Goal
Wherever a line holds the string "Линия", copy that line.

Records for this task
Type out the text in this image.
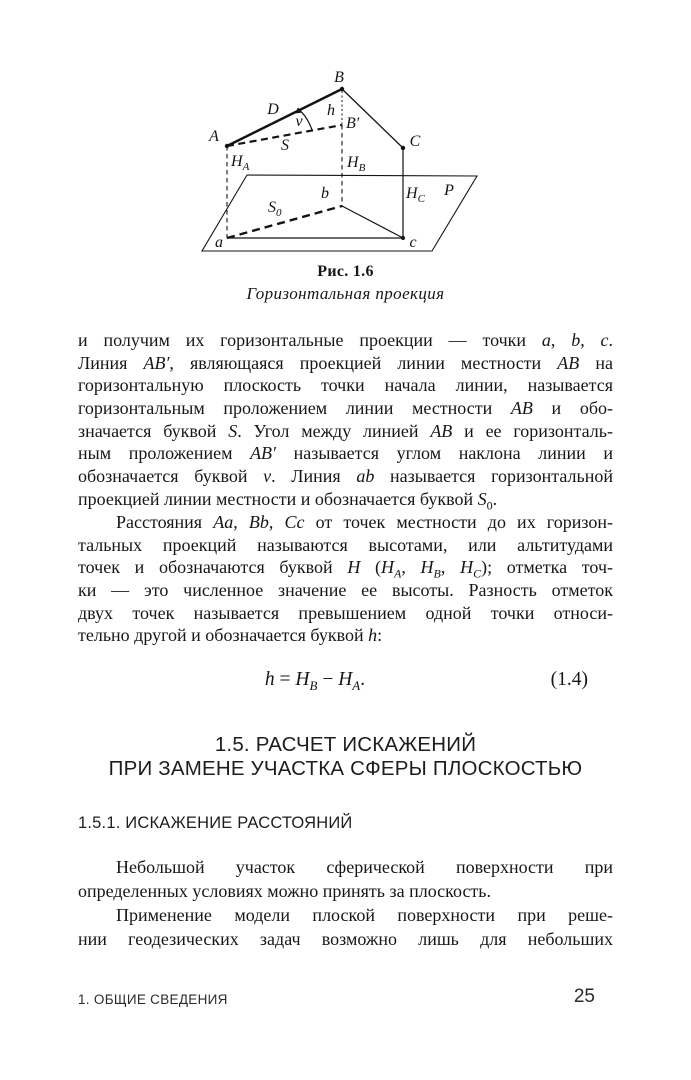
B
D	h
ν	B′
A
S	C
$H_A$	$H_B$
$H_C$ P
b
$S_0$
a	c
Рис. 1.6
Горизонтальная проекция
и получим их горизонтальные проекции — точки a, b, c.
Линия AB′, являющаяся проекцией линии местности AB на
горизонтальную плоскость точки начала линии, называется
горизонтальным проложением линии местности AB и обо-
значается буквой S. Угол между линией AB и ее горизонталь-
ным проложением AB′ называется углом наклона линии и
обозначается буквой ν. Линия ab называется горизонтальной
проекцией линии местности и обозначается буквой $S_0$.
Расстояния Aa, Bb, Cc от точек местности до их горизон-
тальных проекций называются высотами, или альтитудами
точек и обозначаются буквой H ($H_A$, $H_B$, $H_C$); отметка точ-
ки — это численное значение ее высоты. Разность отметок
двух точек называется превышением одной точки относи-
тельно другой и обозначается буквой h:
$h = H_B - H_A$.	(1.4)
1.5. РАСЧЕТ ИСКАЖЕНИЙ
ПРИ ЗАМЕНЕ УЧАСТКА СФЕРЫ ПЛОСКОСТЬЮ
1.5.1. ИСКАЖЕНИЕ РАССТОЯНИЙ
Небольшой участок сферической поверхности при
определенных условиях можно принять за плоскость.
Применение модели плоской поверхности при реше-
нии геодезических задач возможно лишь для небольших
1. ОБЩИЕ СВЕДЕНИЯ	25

==

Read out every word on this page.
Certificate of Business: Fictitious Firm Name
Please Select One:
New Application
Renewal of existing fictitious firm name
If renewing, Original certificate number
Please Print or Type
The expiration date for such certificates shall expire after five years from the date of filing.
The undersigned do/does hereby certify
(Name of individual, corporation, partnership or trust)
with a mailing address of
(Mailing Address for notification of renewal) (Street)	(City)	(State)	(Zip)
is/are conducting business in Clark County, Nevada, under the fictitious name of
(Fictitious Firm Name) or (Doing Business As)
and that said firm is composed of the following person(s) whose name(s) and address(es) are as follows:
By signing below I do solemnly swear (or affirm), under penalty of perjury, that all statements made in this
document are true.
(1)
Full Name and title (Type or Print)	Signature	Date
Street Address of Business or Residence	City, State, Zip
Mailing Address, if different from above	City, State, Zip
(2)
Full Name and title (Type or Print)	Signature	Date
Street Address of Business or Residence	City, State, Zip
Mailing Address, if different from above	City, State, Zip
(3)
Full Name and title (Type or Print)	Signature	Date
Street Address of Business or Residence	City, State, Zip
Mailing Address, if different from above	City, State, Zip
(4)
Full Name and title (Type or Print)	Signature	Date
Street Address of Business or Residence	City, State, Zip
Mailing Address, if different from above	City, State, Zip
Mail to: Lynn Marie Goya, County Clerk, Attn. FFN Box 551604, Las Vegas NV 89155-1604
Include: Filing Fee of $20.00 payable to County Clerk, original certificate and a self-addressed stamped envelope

Exercise answer
Линия AB′, являющаяся проекцией линии местности AB на
обозначается буквой ν. Линия ab называется горизонтальной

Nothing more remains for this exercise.